§ **AVAILABLE RECORDS**
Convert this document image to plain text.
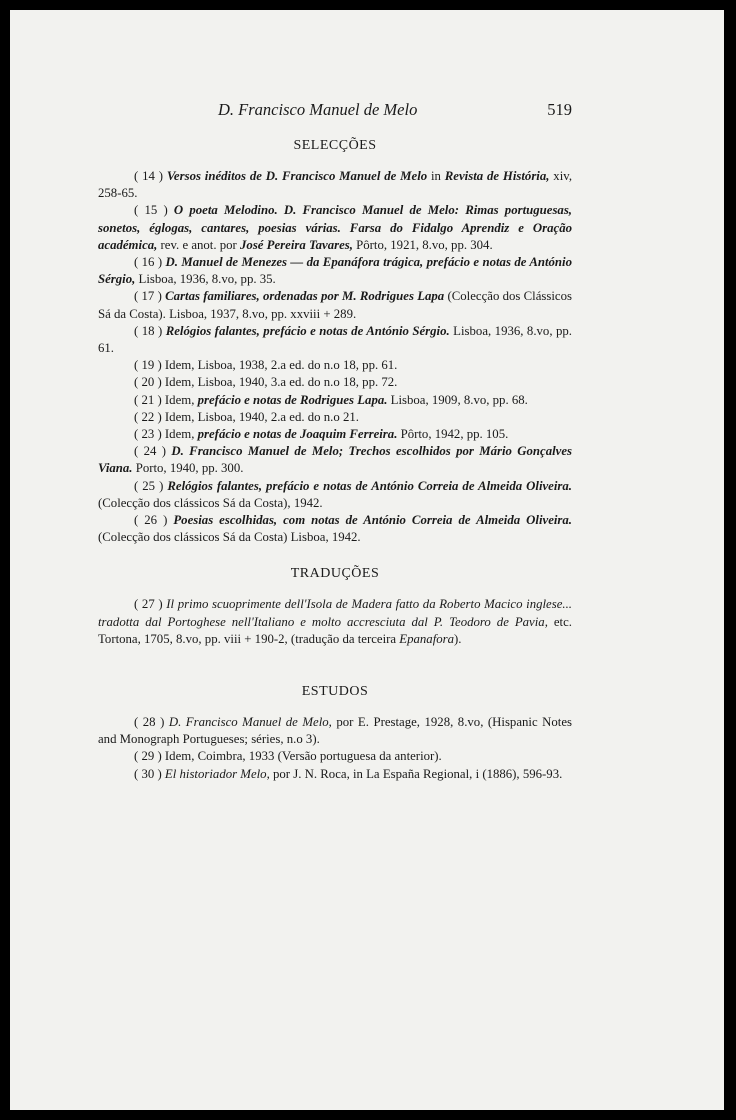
D. Francisco Manuel de Melo	519

SELECÇÕES

( 14 ) Versos inéditos de D. Francisco Manuel de Melo in Revista de História, xiv, 258-65.

( 15 ) O poeta Melodino. D. Francisco Manuel de Melo: Rimas portuguesas, sonetos, églogas, cantares, poesias várias. Farsa do Fidalgo Aprendiz e Oração académica, rev. e anot. por José Pereira Tavares, Pôrto, 1921, 8.vo, pp. 304.

( 16 ) D. Manuel de Menezes — da Epanáfora trágica, prefácio e notas de António Sérgio, Lisboa, 1936, 8.vo, pp. 35.

( 17 ) Cartas familiares, ordenadas por M. Rodrigues Lapa (Colecção dos Clássicos Sá da Costa). Lisboa, 1937, 8.vo, pp. xxviii + 289.

( 18 ) Relógios falantes, prefácio e notas de António Sérgio. Lisboa, 1936, 8.vo, pp. 61.

( 19 ) Idem, Lisboa, 1938, 2.a ed. do n.o 18, pp. 61.

( 20 ) Idem, Lisboa, 1940, 3.a ed. do n.o 18, pp. 72.

( 21 ) Idem, prefácio e notas de Rodrigues Lapa. Lisboa, 1909, 8.vo, pp. 68.

( 22 ) Idem, Lisboa, 1940, 2.a ed. do n.o 21.

( 23 ) Idem, prefácio e notas de Joaquim Ferreira. Pôrto, 1942, pp. 105.

( 24 ) D. Francisco Manuel de Melo; Trechos escolhidos por Mário Gonçalves Viana. Porto, 1940, pp. 300.

( 25 ) Relógios falantes, prefácio e notas de António Correia de Almeida Oliveira. (Colecção dos clássicos Sá da Costa), 1942.

( 26 ) Poesias escolhidas, com notas de António Correia de Almeida Oliveira. (Colecção dos clássicos Sá da Costa) Lisboa, 1942.

TRADUÇÕES

( 27 ) Il primo scuoprimente dell'Isola de Madera fatto da Roberto Macico inglese... tradotta dal Portoghese nell'Italiano e molto accresciuta dal P. Teodoro de Pavia, etc. Tortona, 1705, 8.vo, pp. viii + 190-2, (tradução da terceira Epanafora).

ESTUDOS

( 28 ) D. Francisco Manuel de Melo, por E. Prestage, 1928, 8.vo, (Hispanic Notes and Monograph Portugueses; séries, n.o 3).

( 29 ) Idem, Coimbra, 1933 (Versão portuguesa da anterior).

( 30 ) El historiador Melo, por J. N. Roca, in La España Regional, i (1886), 596-93.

§ **EXERCISE GOAL**
Skip the pictures and transcribe the rest of the records exactly.

§ **WRITTEN ANSWER**
Convert this document image to plain text.
D. Francisco Manuel de Melo	519

SELECÇÕES

( 14 ) Versos inéditos de D. Francisco Manuel de Melo in Revista de História, xiv, 258-65.

( 15 ) O poeta Melodino. D. Francisco Manuel de Melo: Rimas portuguesas, sonetos, églogas, cantares, poesias várias. Farsa do Fidalgo Aprendiz e Oração académica, rev. e anot. por José Pereira Tavares, Pôrto, 1921, 8.vo, pp. 304.

( 16 ) D. Manuel de Menezes — da Epanáfora trágica, prefácio e notas de António Sérgio, Lisboa, 1936, 8.vo, pp. 35.

( 17 ) Cartas familiares, ordenadas por M. Rodrigues Lapa (Colecção dos Clássicos Sá da Costa). Lisboa, 1937, 8.vo, pp. xxviii + 289.

( 18 ) Relógios falantes, prefácio e notas de António Sérgio. Lisboa, 1936, 8.vo, pp. 61.

( 19 ) Idem, Lisboa, 1938, 2.a ed. do n.o 18, pp. 61.

( 20 ) Idem, Lisboa, 1940, 3.a ed. do n.o 18, pp. 72.

( 21 ) Idem, prefácio e notas de Rodrigues Lapa. Lisboa, 1909, 8.vo, pp. 68.

( 22 ) Idem, Lisboa, 1940, 2.a ed. do n.o 21.

( 23 ) Idem, prefácio e notas de Joaquim Ferreira. Pôrto, 1942, pp. 105.

( 24 ) D. Francisco Manuel de Melo; Trechos escolhidos por Mário Gonçalves Viana. Porto, 1940, pp. 300.

( 25 ) Relógios falantes, prefácio e notas de António Correia de Almeida Oliveira. (Colecção dos clássicos Sá da Costa), 1942.

( 26 ) Poesias escolhidas, com notas de António Correia de Almeida Oliveira. (Colecção dos clássicos Sá da Costa) Lisboa, 1942.

TRADUÇÕES

( 27 ) Il primo scuoprimente dell'Isola de Madera fatto da Roberto Macico inglese... tradotta dal Portoghese nell'Italiano e molto accresciuta dal P. Teodoro de Pavia, etc. Tortona, 1705, 8.vo, pp. viii + 190-2, (tradução da terceira Epanafora).

ESTUDOS

( 28 ) D. Francisco Manuel de Melo, por E. Prestage, 1928, 8.vo, (Hispanic Notes and Monograph Portugueses; séries, n.o 3).

( 29 ) Idem, Coimbra, 1933 (Versão portuguesa da anterior).

( 30 ) El historiador Melo, por J. N. Roca, in La España Regional, i (1886), 596-93.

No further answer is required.